* START RECORD EXCERPTS *

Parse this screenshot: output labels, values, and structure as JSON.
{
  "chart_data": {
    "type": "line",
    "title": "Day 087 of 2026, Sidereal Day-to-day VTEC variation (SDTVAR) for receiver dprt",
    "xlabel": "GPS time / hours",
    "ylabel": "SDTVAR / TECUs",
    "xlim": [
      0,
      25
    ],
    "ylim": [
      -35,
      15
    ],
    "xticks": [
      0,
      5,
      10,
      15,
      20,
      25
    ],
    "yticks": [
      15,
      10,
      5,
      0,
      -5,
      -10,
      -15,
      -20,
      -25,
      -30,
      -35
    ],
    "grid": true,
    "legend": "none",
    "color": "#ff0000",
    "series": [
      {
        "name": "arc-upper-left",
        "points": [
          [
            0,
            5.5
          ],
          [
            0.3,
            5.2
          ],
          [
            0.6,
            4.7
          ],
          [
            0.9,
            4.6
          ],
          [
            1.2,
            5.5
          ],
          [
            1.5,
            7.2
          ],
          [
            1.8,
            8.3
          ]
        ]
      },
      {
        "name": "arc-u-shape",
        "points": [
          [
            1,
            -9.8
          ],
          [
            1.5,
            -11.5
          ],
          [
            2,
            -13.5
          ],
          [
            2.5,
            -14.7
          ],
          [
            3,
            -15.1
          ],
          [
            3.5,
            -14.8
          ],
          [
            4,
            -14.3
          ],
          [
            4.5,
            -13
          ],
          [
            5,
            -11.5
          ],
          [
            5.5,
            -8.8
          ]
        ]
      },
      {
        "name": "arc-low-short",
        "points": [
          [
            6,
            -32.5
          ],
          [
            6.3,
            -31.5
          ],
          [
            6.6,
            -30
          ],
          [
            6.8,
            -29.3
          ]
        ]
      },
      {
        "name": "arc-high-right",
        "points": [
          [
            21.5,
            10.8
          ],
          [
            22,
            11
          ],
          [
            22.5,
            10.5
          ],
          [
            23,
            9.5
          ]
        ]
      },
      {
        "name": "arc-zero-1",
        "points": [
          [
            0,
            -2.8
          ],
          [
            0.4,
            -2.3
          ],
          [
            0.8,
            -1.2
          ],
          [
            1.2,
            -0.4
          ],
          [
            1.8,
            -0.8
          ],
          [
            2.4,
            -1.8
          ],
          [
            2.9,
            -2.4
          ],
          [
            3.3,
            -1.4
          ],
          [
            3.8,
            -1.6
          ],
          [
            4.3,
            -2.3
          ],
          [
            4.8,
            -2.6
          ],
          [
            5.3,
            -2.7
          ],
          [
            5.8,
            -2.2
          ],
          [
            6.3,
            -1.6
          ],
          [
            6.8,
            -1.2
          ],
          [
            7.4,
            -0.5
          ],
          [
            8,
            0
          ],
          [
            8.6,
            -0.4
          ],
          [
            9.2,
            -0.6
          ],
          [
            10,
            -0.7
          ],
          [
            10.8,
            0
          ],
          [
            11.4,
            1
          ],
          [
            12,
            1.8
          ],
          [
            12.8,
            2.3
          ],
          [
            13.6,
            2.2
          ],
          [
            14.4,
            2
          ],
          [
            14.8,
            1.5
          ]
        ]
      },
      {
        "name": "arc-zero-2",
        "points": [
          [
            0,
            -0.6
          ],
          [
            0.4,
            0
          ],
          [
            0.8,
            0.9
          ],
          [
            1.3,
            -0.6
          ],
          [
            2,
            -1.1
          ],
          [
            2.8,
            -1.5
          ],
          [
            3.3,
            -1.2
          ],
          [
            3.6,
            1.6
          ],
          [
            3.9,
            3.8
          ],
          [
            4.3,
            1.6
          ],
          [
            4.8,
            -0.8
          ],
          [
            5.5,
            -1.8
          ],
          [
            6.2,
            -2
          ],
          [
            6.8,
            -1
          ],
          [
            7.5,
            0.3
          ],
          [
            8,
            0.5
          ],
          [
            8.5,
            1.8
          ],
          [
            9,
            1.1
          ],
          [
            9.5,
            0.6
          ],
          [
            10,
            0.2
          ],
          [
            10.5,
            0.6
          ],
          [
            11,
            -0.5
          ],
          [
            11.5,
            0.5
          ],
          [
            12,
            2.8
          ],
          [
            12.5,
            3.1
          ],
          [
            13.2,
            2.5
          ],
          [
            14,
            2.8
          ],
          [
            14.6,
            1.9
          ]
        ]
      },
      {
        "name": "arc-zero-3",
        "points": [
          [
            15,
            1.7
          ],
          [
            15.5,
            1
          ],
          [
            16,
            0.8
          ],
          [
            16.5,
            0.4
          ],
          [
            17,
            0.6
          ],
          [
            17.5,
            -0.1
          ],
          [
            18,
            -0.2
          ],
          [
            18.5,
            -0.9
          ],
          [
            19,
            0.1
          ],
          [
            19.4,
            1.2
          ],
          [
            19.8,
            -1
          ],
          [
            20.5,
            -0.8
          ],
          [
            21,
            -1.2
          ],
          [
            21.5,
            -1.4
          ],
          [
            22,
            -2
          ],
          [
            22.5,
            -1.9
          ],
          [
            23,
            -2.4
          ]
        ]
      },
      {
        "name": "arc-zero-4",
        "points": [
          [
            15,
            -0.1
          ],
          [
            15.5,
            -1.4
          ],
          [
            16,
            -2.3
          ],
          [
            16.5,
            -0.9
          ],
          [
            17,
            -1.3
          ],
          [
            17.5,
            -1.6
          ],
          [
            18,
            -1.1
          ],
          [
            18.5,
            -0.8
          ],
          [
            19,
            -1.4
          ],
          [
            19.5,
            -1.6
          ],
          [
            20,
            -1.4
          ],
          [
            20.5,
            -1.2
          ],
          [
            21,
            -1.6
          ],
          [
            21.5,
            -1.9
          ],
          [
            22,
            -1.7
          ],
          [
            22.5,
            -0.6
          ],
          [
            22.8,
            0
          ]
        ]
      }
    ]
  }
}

* END RECORD EXCERPTS *

WORK REQUIRED – Gather each line of the listing containing the word "zero" and show it.

COMPLETE OUTPUT –
        "name": "arc-zero-1",
        "name": "arc-zero-2",
        "name": "arc-zero-3",
        "name": "arc-zero-4",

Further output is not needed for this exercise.